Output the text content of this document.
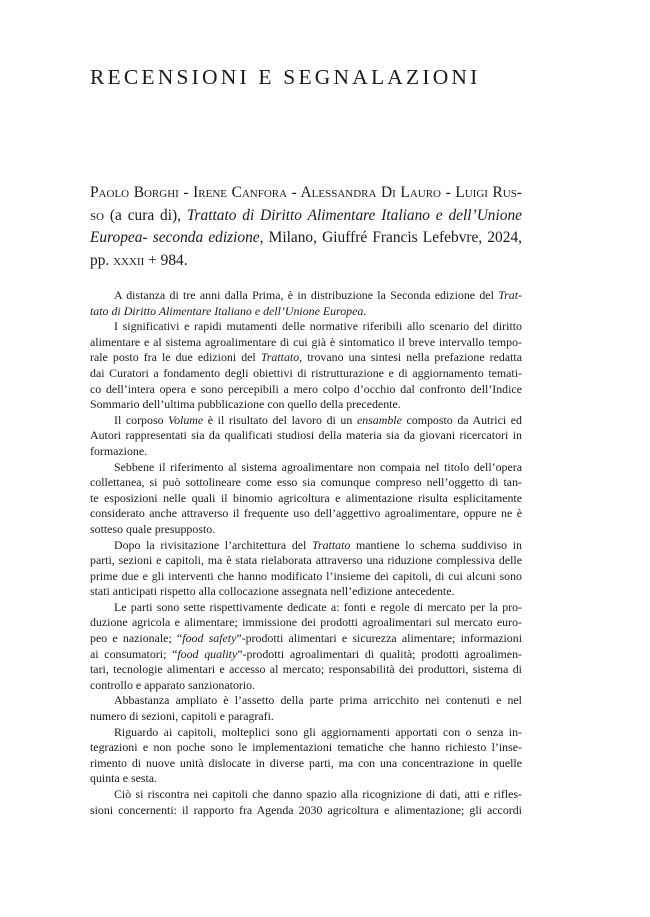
RECENSIONI E SEGNALAZIONI
Paolo Borghi - Irene Canfora - Alessandra Di Lauro - Luigi Rus-so (a cura di), Trattato di Diritto Alimentare Italiano e dell’Unione Europea- seconda edizione, Milano, Giuffré Francis Lefebvre, 2024, pp. xxxii + 984.
A distanza di tre anni dalla Prima, è in distribuzione la Seconda edizione del Trat-
tato di Diritto Alimentare Italiano e dell’Unione Europea.
I significativi e rapidi mutamenti delle normative riferibili allo scenario del diritto
alimentare e al sistema agroalimentare di cui già è sintomatico il breve intervallo tempo-
rale posto fra le due edizioni del Trattato, trovano una sintesi nella prefazione redatta
dai Curatori a fondamento degli obiettivi di ristrutturazione e di aggiornamento temati-
co dell’intera opera e sono percepibili a mero colpo d’occhio dal confronto dell’Indice
Sommario dell’ultima pubblicazione con quello della precedente.
Il corposo Volume è il risultato del lavoro di un ensamble composto da Autrici ed
Autori rappresentati sia da qualificati studiosi della materia sia da giovani ricercatori in
formazione.
Sebbene il riferimento al sistema agroalimentare non compaia nel titolo dell’opera
collettanea, si può sottolineare come esso sia comunque compreso nell’oggetto di tan-
te esposizioni nelle quali il binomio agricoltura e alimentazione risulta esplicitamente
considerato anche attraverso il frequente uso dell’aggettivo agroalimentare, oppure ne è
sotteso quale presupposto.
Dopo la rivisitazione l’architettura del Trattato mantiene lo schema suddiviso in
parti, sezioni e capitoli, ma è stata rielaborata attraverso una riduzione complessiva delle
prime due e gli interventi che hanno modificato l’insieme dei capitoli, di cui alcuni sono
stati anticipati rispetto alla collocazione assegnata nell’edizione antecedente.
Le parti sono sette rispettivamente dedicate a: fonti e regole di mercato per la pro-
duzione agricola e alimentare; immissione dei prodotti agroalimentari sul mercato euro-
peo e nazionale; “food safety”-prodotti alimentari e sicurezza alimentare; informazioni
ai consumatori; “food quality”-prodotti agroalimentari di qualità; prodotti agroalimen-
tari, tecnologie alimentari e accesso al mercato; responsabilità dei produttori, sistema di
controllo e apparato sanzionatorio.
Abbastanza ampliato è l’assetto della parte prima arricchito nei contenuti e nel
numero di sezioni, capitoli e paragrafi.
Riguardo ai capitoli, molteplici sono gli aggiornamenti apportati con o senza in-
tegrazioni e non poche sono le implementazioni tematiche che hanno richiesto l’inse-
rimento di nuove unità dislocate in diverse parti, ma con una concentrazione in quelle
quinta e sesta.
Ciò si riscontra nei capitoli che danno spazio alla ricognizione di dati, atti e rifles-
sioni concernenti: il rapporto fra Agenda 2030 agricoltura e alimentazione; gli accordi
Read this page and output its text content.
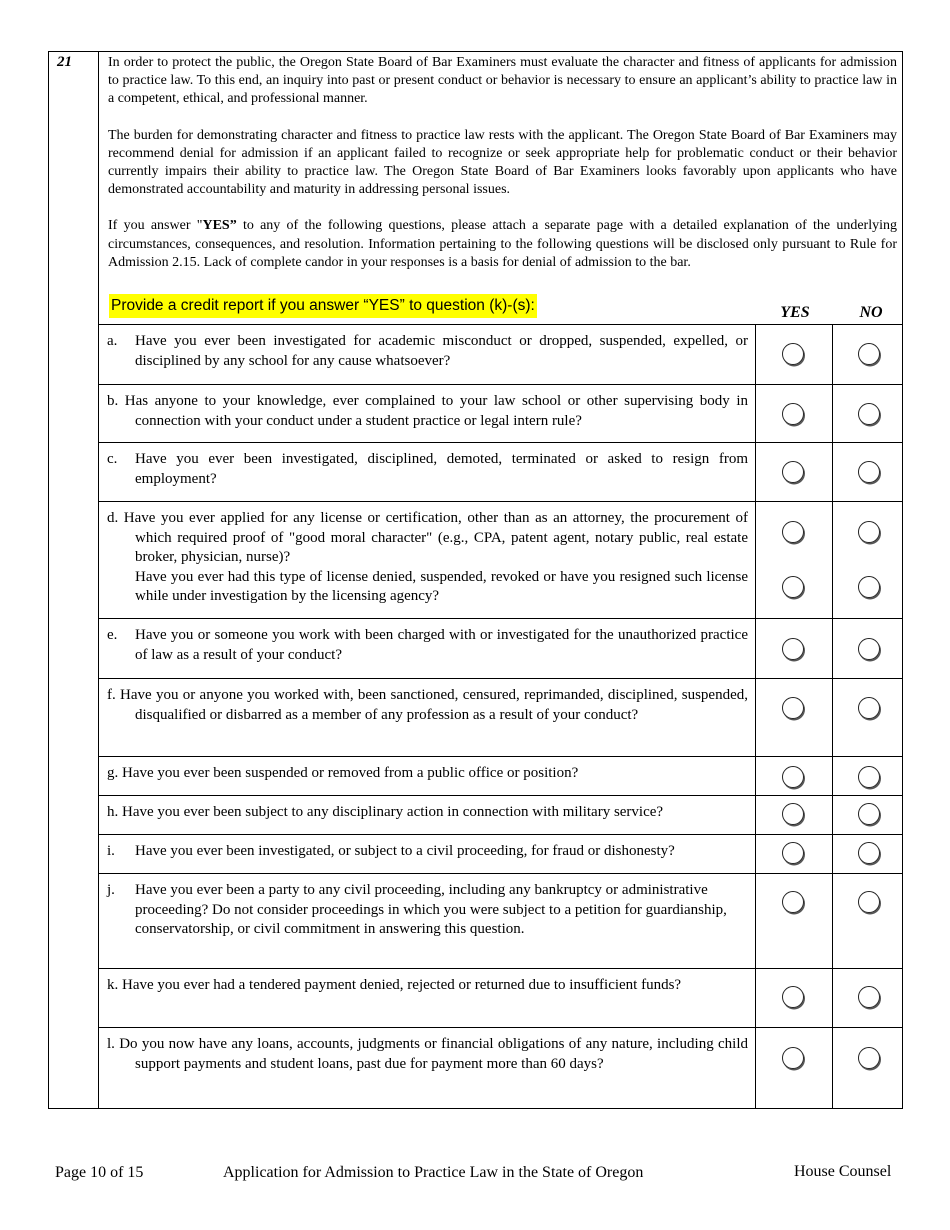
21	In order to protect the public, the Oregon State Board of Bar Examiners must evaluate the character and fitness of applicants for admission to practice law. To this end, an inquiry into past or present conduct or behavior is necessary to ensure an applicant’s ability to practice law in a competent, ethical, and professional manner.

The burden for demonstrating character and fitness to practice law rests with the applicant. The Oregon State Board of Bar Examiners may recommend denial for admission if an applicant failed to recognize or seek appropriate help for problematic conduct or their behavior currently impairs their ability to practice law. The Oregon State Board of Bar Examiners looks favorably upon applicants who have demonstrated accountability and maturity in addressing personal issues.

If you answer "YES” to any of the following questions, please attach a separate page with a detailed explanation of the underlying circumstances, consequences, and resolution. Information pertaining to the following questions will be disclosed only pursuant to Rule for Admission 2.15. Lack of complete candor in your responses is a basis for denial of admission to the bar.

Provide a credit report if you answer “YES” to question (k)-(s):	YES	NO

a. Have you ever been investigated for academic misconduct or dropped, suspended, expelled, or disciplined by any school for any cause whatsoever?

b. Has anyone to your knowledge, ever complained to your law school or other supervising body in connection with your conduct under a student practice or legal intern rule?

c. Have you ever been investigated, disciplined, demoted, terminated or asked to resign from employment?

d. Have you ever applied for any license or certification, other than as an attorney, the procurement of which required proof of "good moral character" (e.g., CPA, patent agent, notary public, real estate broker, physician, nurse)?

Have you ever had this type of license denied, suspended, revoked or have you resigned such license while under investigation by the licensing agency?

e. Have you or someone you work with been charged with or investigated for the unauthorized practice of law as a result of your conduct?

f. Have you or anyone you worked with, been sanctioned, censured, reprimanded, disciplined, suspended, disqualified or disbarred as a member of any profession as a result of your conduct?

g. Have you ever been suspended or removed from a public office or position?

h. Have you ever been subject to any disciplinary action in connection with military service?

i. Have you ever been investigated, or subject to a civil proceeding, for fraud or dishonesty?

j. Have you ever been a party to any civil proceeding, including any bankruptcy or administrative proceeding? Do not consider proceedings in which you were subject to a petition for guardianship, conservatorship, or civil commitment in answering this question.

k. Have you ever had a tendered payment denied, rejected or returned due to insufficient funds?

l. Do you now have any loans, accounts, judgments or financial obligations of any nature, including child support payments and student loans, past due for payment more than 60 days?

Page 10 of 15	Application for Admission to Practice Law in the State of Oregon	House Counsel
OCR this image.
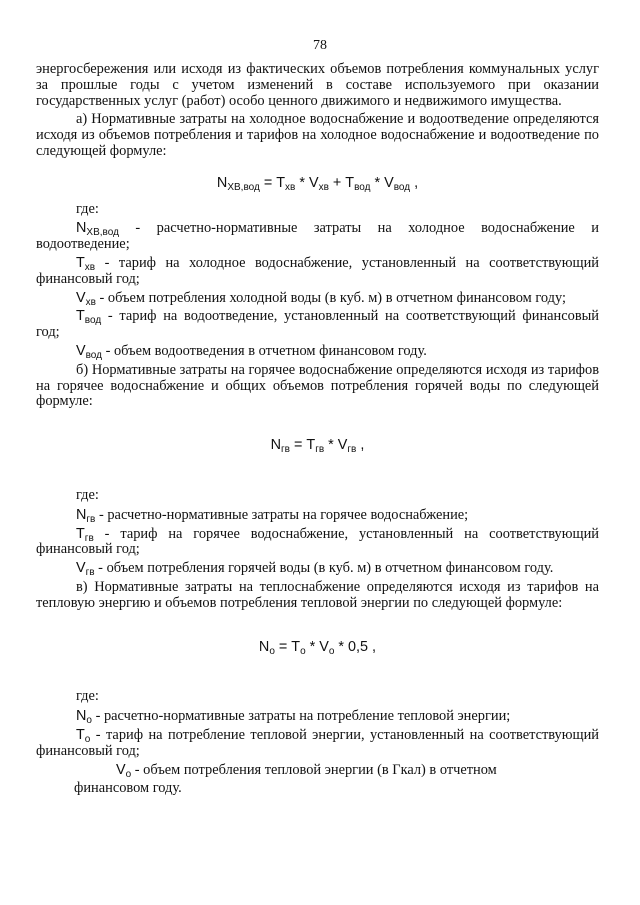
78

энергосбережения или исходя из фактических объемов потребления коммунальных услуг за прошлые годы с учетом изменений в составе используемого при оказании государственных услуг (работ) особо ценного движимого и недвижимого имущества.

а) Нормативные затраты на холодное водоснабжение и водоотведение определяются исходя из объемов потребления и тарифов на холодное водоснабжение и водоотведение по следующей формуле:

$N_{ХВ,вод} = T_{хв} * V_{хв} + T_{вод} * V_{вод}$ ,

где:

$N_{ХВ,вод}$ - расчетно-нормативные затраты на холодное водоснабжение и водоотведение;

$T_{хв}$ - тариф на холодное водоснабжение, установленный на соответствующий финансовый год;

$V_{хв}$ - объем потребления холодной воды (в куб. м) в отчетном финансовом году;

$T_{вод}$ - тариф на водоотведение, установленный на соответствующий финансовый год;

$V_{вод}$ - объем водоотведения в отчетном финансовом году.

б) Нормативные затраты на горячее водоснабжение определяются исходя из тарифов на горячее водоснабжение и общих объемов потребления горячей воды по следующей формуле:

$N_{гв} = T_{гв} * V_{гв}$ ,

где:

$N_{гв}$ - расчетно-нормативные затраты на горячее водоснабжение;

$T_{гв}$ - тариф на горячее водоснабжение, установленный на соответствующий финансовый год;

$V_{гв}$ - объем потребления горячей воды (в куб. м) в отчетном финансовом году.

в) Нормативные затраты на теплоснабжение определяются исходя из тарифов на тепловую энергию и объемов потребления тепловой энергии по следующей формуле:

$N_о = T_о * V_о * 0,5$ ,

где:

$N_о$ - расчетно-нормативные затраты на потребление тепловой энергии;

$T_о$ - тариф на потребление тепловой энергии, установленный на соответствующий финансовый год;

$V_о$ - объем потребления тепловой энергии (в Гкал) в отчетном

финансовом году.
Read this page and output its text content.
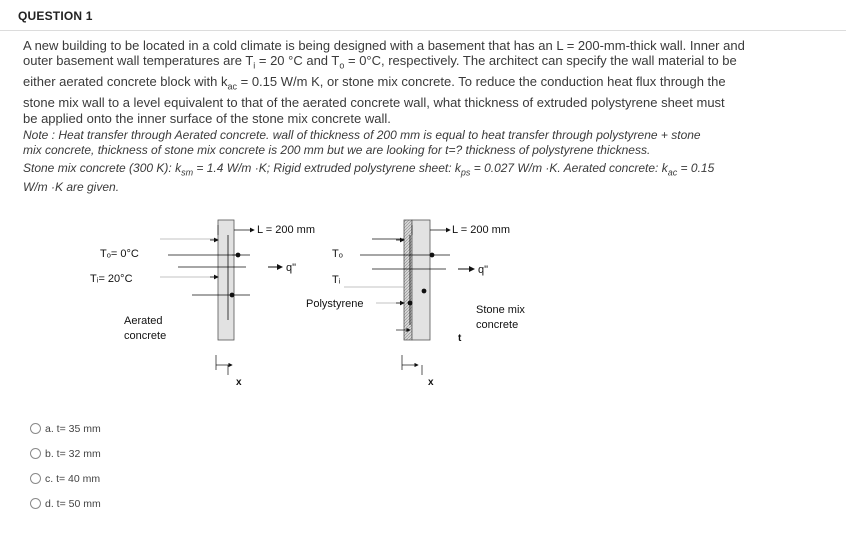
QUESTION 1

A new building to be located in a cold climate is being designed with a basement that has an L = 200-mm-thick wall. Inner and

outer basement wall temperatures are $T_i = 20$ °C and $T_o = 0^\circ C$, respectively. The architect can specify the wall material to be

either aerated concrete block with $k_{ac} = 0.15$ W/m K, or stone mix concrete. To reduce the conduction heat flux through the

stone mix wall to a level equivalent to that of the aerated concrete wall, what thickness of extruded polystyrene sheet must

be applied onto the inner surface of the stone mix concrete wall.

Note : Heat transfer through Aerated concrete. wall of thickness of 200 mm is equal to heat transfer through polystyrene + stone

mix concrete, thickness of stone mix concrete is 200 mm but we are looking for t=? thickness of polystyrene thickness.

Stone mix concrete (300 K): $k_{sm} = 1.4$ W/m ·K; Rigid extruded polystyrene sheet: $k_{ps} = 0.027$ W/m ·K. Aerated concrete: $k_{ac} = 0.15$

W/m ·K are given.

L = 200 mm
Tₒ= 0°C
Tᵢ= 20°C
q"
Aerated
concrete
x
L = 200 mm
Tₒ
Tᵢ
Polystyrene
q"
Stone mix
concrete
t
x
a. t= 35 mm
b. t= 32 mm
c. t= 40 mm
d. t= 50 mm
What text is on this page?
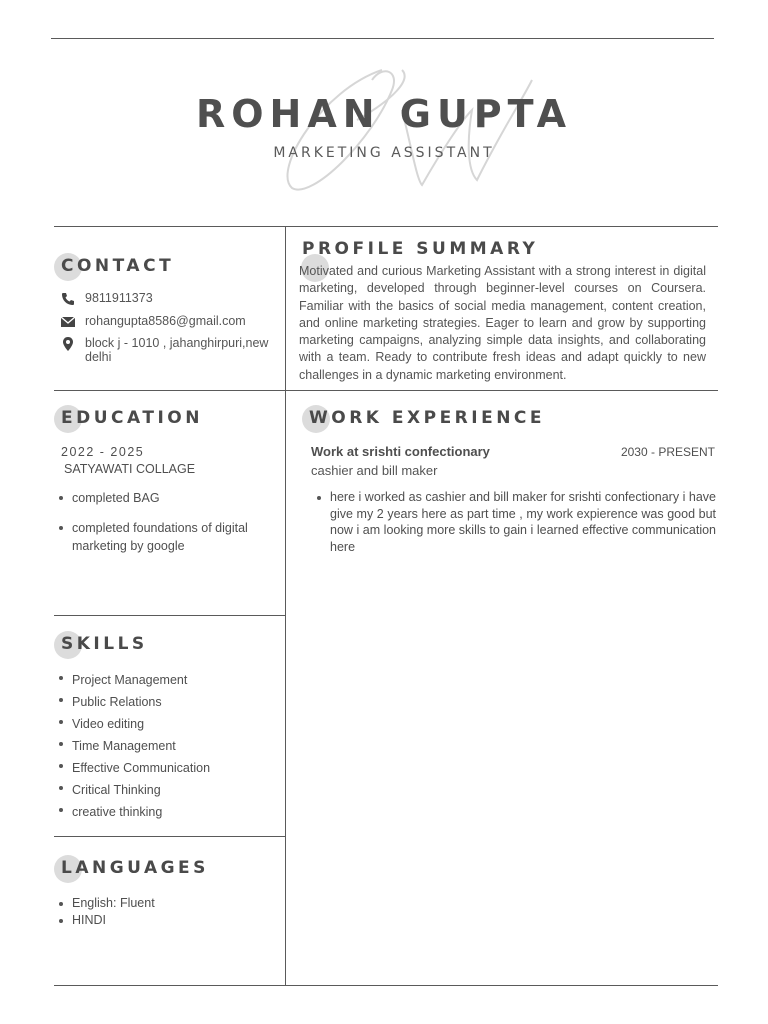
ROHAN GUPTA
MARKETING ASSISTANT
CONTACT
9811911373
rohangupta8586@gmail.com
block j - 1010 , jahanghirpuri,new delhi
PROFILE SUMMARY
Motivated and curious Marketing Assistant with a strong interest in digital marketing, developed through beginner-level courses on Coursera. Familiar with the basics of social media management, content creation, and online marketing strategies. Eager to learn and grow by supporting marketing campaigns, analyzing simple data insights, and collaborating with a team. Ready to contribute fresh ideas and adapt quickly to new challenges in a dynamic marketing environment.
EDUCATION
2022 - 2025
SATYAWATI COLLAGE
completed BAG
completed foundations of digital marketing by google
WORK EXPERIENCE
Work at srishti confectionary	2030 - PRESENT
cashier and bill maker
here i worked as cashier and bill maker for srishti confectionary i have give my 2 years here as part time , my work expierence was good but now i am looking more skills to gain i learned effective communication here
SKILLS
Project Management
Public Relations
Video editing
Time Management
Effective Communication
Critical Thinking
creative thinking
LANGUAGES
English: Fluent
HINDI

========================

__EXERCISE__: For the listing above, identify each line bearing "водоснабжение".

__WRITTEN REPLY__:
а) Нормативные затраты на холодное водоснабжение и водоотведение определяются исходя из объемов потребления и тарифов на холодное водоснабжение и водоотведение по следующей формуле:
$N_{ХВ,вод}$ - расчетно-нормативные затраты на холодное водоснабжение и водоотведение;
$T_{хв}$ - тариф на холодное водоснабжение, установленный на соответствующий финансовый год;
б) Нормативные затраты на горячее водоснабжение определяются исходя из тарифов на горячее водоснабжение и общих объемов потребления горячей воды по следующей формуле:
$N_{гв}$ - расчетно-нормативные затраты на горячее водоснабжение;
$T_{гв}$ - тариф на горячее водоснабжение, установленный на соответствующий финансовый год;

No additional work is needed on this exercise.